*Short task:* Gather each line of the entries below that includes "Uninsured".

* start Extracted material *

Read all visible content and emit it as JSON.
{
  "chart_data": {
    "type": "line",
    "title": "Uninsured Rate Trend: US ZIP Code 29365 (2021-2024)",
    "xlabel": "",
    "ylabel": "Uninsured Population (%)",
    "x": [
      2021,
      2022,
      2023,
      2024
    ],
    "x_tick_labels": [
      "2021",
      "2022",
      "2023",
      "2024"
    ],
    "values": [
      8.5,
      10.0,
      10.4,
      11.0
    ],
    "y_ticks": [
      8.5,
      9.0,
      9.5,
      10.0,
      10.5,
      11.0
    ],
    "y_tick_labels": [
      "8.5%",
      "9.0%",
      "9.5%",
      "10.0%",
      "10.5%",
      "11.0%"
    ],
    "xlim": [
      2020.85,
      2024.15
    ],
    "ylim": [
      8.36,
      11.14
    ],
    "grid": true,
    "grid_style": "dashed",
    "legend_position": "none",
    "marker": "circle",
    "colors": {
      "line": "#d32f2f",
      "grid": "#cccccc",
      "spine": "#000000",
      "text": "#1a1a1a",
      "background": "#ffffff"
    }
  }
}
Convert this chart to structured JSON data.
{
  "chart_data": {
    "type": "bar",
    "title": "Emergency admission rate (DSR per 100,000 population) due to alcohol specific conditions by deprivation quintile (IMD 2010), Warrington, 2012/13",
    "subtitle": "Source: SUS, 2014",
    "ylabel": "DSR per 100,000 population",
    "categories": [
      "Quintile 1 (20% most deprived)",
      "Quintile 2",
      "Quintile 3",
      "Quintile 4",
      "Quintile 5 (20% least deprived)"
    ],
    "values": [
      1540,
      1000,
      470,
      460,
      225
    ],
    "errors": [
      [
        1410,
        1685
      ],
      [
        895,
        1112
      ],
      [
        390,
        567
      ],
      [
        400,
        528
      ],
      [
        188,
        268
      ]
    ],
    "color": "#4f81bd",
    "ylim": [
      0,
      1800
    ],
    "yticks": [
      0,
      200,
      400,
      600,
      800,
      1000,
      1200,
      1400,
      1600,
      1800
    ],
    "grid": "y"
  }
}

* end Extracted material *

*Solution:*
    "title": "Uninsured Rate Trend: US ZIP Code 29365 (2021-2024)",
    "ylabel": "Uninsured Population (%)",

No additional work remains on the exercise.